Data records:
..........

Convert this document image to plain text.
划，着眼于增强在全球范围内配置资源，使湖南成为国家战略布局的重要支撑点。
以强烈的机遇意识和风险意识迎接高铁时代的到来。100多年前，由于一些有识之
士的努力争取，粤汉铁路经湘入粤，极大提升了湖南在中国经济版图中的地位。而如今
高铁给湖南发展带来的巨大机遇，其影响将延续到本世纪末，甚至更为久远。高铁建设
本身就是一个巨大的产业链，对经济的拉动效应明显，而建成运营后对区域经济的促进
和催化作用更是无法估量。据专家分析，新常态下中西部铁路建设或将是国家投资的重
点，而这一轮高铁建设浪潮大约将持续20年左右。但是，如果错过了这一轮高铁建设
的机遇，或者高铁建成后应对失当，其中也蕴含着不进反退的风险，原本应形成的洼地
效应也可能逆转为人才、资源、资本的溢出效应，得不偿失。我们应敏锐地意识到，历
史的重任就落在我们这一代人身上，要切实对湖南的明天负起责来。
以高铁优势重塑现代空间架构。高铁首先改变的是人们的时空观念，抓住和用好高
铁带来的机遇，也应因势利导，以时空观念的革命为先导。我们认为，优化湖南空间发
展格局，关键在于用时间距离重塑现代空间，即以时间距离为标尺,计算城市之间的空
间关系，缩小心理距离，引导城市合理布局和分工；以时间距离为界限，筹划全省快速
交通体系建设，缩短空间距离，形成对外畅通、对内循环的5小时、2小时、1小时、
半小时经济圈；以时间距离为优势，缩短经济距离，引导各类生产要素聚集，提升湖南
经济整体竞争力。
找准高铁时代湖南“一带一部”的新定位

..........

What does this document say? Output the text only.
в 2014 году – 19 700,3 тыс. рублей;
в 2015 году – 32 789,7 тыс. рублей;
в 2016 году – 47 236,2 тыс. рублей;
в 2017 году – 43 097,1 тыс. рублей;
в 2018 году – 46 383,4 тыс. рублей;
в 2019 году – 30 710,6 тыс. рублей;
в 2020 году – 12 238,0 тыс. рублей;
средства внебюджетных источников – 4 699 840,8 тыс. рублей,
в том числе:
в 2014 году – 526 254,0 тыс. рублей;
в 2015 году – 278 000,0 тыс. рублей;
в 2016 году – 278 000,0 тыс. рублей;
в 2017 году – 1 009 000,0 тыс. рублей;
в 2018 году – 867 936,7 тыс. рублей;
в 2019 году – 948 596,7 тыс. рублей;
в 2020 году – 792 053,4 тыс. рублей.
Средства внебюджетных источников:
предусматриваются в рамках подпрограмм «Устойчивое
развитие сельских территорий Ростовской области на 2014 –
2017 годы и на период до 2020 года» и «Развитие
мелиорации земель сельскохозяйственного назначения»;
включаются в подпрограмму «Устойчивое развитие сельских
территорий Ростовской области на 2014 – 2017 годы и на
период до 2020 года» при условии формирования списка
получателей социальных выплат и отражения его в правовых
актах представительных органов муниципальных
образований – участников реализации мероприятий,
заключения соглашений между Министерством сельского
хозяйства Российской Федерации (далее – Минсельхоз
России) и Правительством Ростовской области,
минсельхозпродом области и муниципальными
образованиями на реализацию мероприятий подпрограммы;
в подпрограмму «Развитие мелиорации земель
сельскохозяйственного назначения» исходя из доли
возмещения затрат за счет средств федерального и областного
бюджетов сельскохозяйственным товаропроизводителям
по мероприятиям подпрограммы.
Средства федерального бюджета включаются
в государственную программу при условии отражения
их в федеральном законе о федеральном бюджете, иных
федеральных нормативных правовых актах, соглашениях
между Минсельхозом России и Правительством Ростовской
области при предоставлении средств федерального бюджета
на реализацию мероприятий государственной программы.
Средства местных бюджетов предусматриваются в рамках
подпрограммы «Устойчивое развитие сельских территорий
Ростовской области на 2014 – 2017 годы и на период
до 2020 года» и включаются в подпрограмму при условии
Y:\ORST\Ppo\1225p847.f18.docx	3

..........

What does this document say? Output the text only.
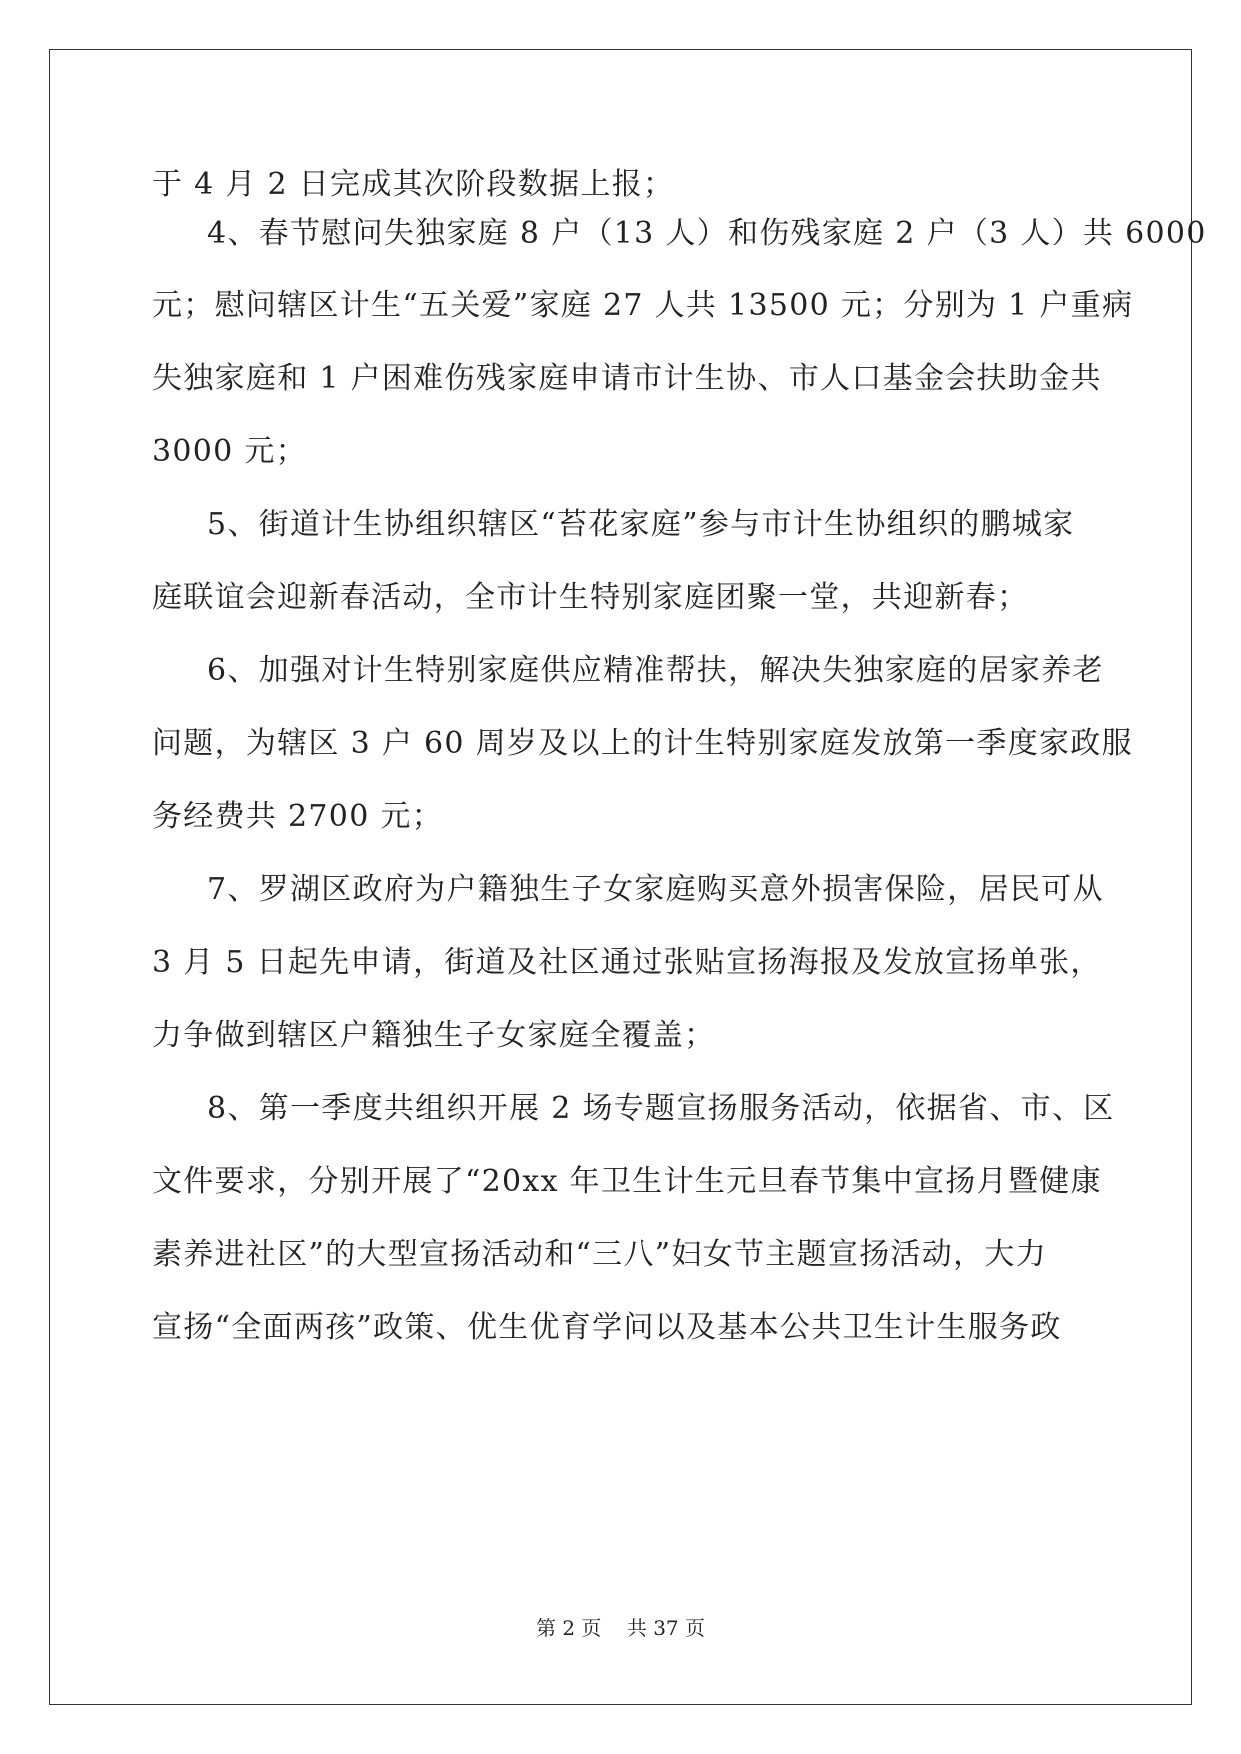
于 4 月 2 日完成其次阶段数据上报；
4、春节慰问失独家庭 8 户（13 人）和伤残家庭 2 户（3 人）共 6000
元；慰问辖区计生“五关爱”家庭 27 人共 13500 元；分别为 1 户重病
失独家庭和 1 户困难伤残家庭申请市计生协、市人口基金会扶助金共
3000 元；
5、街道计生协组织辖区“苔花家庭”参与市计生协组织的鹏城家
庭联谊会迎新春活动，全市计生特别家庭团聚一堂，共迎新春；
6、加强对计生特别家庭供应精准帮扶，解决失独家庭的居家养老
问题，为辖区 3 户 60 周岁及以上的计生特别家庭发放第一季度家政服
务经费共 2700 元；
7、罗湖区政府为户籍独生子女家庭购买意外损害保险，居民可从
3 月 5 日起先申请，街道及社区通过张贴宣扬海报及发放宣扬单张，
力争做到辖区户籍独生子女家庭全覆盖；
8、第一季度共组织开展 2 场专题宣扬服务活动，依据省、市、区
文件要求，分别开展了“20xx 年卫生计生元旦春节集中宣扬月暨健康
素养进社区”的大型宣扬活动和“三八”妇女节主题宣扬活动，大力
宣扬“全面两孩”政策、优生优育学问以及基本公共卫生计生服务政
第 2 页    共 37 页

..........

§ YOUR GOAL:
Gather from the records above every line containing the string "Ростовской".

§ TASK RESPONSE:
развитие сельских территорий Ростовской области на 2014 –
территорий Ростовской области на 2014 – 2017 годы и на
России) и Правительством Ростовской области,
между Минсельхозом России и Правительством Ростовской
Ростовской области на 2014 – 2017 годы и на период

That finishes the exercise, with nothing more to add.